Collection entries
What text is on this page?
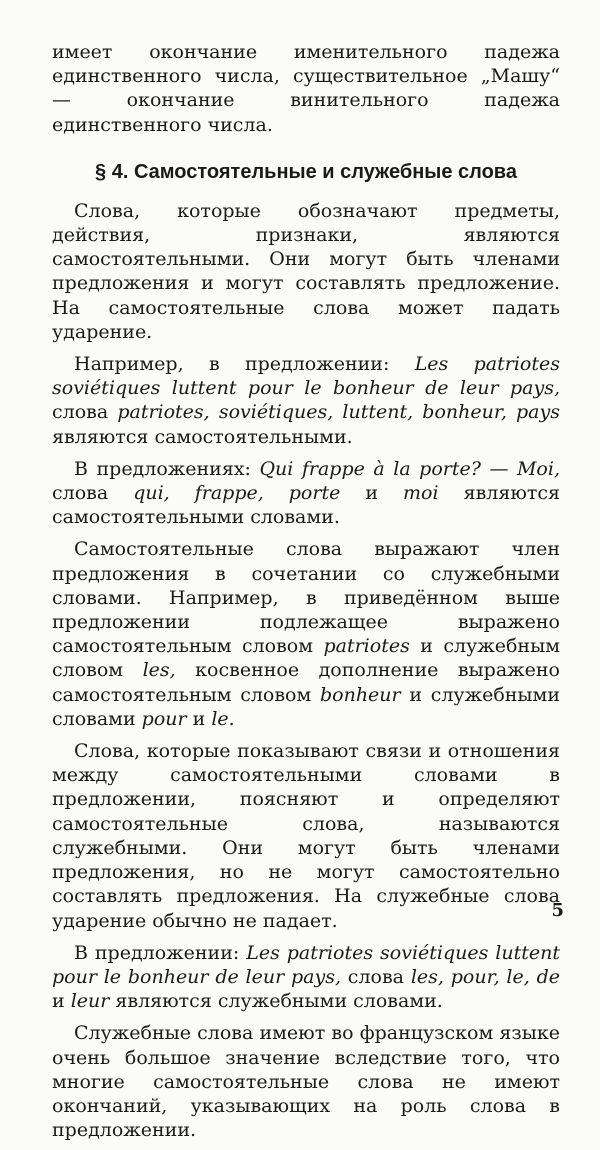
имеет окончание именительного падежа единственного числа, существительное „Машу“ — окончание винительного падежа единственного числа.

§ 4. Самостоятельные и служебные слова

Слова, которые обозначают предметы, действия, признаки, являются самостоятельными. Они могут быть членами предложения и могут составлять предложение. На самостоятельные слова может падать ударение.

Например, в предложении: Les patriotes soviétiques luttent pour le bonheur de leur pays, слова patriotes, soviétiques, luttent, bonheur, pays являются самостоятельными.

В предложениях: Qui frappe à la porte? — Moi, слова qui, frappe, porte и moi являются самостоятельными словами.

Самостоятельные слова выражают член предложения в сочетании со служебными словами. Например, в приведённом выше предложении подлежащее выражено самостоятельным словом patriotes и служебным словом les, косвенное дополнение выражено самостоятельным словом bonheur и служебными словами pour и le.

Слова, которые показывают связи и отношения между самостоятельными словами в предложении, поясняют и определяют самостоятельные слова, называются служебными. Они могут быть членами предложения, но не могут самостоятельно составлять предложения. На служебные слова ударение обычно не падает.

В предложении: Les patriotes soviétiques luttent pour le bonheur de leur pays, слова les, pour, le, de и leur являются служебными словами.

Служебные слова имеют во французском языке очень большое значение вследствие того, что многие самостоятельные слова не имеют окончаний, указывающих на роль слова в предложении.

5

**Exercise:** Identify and copy the lines holding the word "членами".

**Written solution:**
Слова, которые обозначают предметы, действия, признаки, являются самостоятельными. Они могут быть членами предложения и могут составлять предложение. На самостоятельные слова может падать ударение.
Слова, которые показывают связи и отношения между самостоятельными словами в предложении, поясняют и определяют самостоятельные слова, называются служебными. Они могут быть членами предложения, но не могут самостоятельно составлять предложения. На служебные слова ударение обычно не падает.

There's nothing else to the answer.